EXERCISE AIM
Gather up the lines that contain "Glacial".

Entries taken from a collection:

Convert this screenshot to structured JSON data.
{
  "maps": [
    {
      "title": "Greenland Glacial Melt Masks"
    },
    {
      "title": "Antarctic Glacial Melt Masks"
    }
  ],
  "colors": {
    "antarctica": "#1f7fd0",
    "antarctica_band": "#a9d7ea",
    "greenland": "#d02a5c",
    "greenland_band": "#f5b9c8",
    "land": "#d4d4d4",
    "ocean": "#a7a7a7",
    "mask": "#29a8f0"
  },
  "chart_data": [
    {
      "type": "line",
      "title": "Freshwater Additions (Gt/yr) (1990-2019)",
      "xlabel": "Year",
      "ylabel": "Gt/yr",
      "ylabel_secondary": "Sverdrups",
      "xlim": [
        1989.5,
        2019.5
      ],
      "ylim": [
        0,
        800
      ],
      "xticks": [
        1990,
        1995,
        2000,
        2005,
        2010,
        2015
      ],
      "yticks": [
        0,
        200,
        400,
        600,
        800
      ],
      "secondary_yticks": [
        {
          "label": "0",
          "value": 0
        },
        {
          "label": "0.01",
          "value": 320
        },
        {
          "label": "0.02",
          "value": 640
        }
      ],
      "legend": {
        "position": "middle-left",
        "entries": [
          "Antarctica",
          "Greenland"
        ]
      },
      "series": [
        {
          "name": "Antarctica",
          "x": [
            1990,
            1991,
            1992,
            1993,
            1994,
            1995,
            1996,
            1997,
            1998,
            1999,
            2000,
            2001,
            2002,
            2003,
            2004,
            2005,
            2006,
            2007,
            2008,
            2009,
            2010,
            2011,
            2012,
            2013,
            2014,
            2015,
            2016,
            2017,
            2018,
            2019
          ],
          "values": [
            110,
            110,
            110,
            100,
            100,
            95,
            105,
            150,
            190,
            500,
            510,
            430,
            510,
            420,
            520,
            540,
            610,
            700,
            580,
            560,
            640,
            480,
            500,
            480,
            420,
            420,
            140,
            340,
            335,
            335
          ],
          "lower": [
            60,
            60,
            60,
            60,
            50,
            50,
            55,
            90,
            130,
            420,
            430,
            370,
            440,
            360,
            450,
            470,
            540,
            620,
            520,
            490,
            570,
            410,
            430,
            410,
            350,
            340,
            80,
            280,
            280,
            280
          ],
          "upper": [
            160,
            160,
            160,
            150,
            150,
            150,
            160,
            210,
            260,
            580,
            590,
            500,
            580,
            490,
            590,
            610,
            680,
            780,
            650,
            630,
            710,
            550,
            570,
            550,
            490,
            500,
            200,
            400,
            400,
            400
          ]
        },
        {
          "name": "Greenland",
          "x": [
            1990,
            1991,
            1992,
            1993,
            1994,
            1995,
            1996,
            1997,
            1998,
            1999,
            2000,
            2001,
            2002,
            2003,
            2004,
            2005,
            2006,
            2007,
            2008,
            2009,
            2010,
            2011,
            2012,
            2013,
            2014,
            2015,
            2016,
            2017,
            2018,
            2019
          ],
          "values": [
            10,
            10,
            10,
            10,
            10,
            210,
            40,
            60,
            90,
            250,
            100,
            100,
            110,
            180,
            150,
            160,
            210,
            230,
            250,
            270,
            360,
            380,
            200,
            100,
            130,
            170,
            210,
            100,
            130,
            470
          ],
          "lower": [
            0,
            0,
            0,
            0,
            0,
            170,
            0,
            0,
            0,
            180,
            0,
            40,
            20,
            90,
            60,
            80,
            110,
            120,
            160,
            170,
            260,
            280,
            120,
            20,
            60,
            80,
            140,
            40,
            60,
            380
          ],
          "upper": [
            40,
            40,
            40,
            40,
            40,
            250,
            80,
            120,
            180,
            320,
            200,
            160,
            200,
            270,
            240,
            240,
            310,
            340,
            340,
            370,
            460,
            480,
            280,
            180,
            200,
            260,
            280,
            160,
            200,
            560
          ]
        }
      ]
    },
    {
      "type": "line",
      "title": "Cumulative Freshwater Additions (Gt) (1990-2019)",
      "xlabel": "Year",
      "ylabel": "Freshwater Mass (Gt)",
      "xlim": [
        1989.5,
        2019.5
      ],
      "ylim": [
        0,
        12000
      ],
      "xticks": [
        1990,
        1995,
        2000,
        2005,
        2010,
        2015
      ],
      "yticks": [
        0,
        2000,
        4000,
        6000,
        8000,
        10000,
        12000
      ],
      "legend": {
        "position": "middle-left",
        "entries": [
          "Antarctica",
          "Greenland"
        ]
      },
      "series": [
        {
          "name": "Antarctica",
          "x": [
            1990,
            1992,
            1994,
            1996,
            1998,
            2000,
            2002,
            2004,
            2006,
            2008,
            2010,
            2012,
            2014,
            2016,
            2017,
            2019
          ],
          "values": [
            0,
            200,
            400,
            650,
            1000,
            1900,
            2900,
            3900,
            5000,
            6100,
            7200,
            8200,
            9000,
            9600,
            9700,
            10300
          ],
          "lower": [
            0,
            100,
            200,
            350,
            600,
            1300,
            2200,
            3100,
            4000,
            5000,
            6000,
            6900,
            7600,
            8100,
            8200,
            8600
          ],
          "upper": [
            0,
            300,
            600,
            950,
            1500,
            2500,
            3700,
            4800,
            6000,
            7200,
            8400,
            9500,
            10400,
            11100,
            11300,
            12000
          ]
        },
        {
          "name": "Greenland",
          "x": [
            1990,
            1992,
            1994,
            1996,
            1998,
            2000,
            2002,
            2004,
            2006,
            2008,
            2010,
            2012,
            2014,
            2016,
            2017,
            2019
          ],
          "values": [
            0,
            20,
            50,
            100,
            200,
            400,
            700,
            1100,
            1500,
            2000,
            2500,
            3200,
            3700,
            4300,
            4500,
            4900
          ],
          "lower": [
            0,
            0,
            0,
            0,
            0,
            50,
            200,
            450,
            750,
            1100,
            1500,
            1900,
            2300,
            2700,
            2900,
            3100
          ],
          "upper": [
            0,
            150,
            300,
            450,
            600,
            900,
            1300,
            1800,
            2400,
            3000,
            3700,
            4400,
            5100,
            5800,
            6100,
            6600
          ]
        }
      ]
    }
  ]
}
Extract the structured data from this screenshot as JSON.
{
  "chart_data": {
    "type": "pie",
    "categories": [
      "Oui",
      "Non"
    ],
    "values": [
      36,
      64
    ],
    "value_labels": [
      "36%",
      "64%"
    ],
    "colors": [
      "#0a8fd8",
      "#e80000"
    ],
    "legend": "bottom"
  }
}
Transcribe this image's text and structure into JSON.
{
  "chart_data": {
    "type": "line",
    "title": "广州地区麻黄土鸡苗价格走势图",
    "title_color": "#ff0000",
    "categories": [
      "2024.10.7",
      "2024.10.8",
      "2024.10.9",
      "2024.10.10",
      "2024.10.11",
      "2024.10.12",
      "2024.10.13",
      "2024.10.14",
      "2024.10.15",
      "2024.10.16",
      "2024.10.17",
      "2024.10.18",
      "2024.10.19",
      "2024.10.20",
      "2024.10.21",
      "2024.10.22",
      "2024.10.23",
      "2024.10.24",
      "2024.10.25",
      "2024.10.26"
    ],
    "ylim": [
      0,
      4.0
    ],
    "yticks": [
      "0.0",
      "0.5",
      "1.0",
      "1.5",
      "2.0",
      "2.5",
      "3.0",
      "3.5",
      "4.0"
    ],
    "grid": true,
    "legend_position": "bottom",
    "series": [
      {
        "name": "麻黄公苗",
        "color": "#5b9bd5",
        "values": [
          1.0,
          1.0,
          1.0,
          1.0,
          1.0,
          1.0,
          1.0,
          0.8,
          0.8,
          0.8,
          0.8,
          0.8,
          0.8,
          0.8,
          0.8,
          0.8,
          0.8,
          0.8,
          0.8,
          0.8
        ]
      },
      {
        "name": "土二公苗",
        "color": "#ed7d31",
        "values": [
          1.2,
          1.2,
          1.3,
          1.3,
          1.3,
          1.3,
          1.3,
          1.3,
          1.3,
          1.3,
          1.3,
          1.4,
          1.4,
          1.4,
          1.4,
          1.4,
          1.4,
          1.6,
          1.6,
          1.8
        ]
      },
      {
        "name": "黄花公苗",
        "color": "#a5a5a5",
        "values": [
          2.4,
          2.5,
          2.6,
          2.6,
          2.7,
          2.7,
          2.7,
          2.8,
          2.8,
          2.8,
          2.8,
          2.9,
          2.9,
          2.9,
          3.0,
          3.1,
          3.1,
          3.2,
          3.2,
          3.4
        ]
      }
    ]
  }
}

ANSWER FOR THE TASK
      "title": "Greenland Glacial Melt Masks"
      "title": "Antarctic Glacial Melt Masks"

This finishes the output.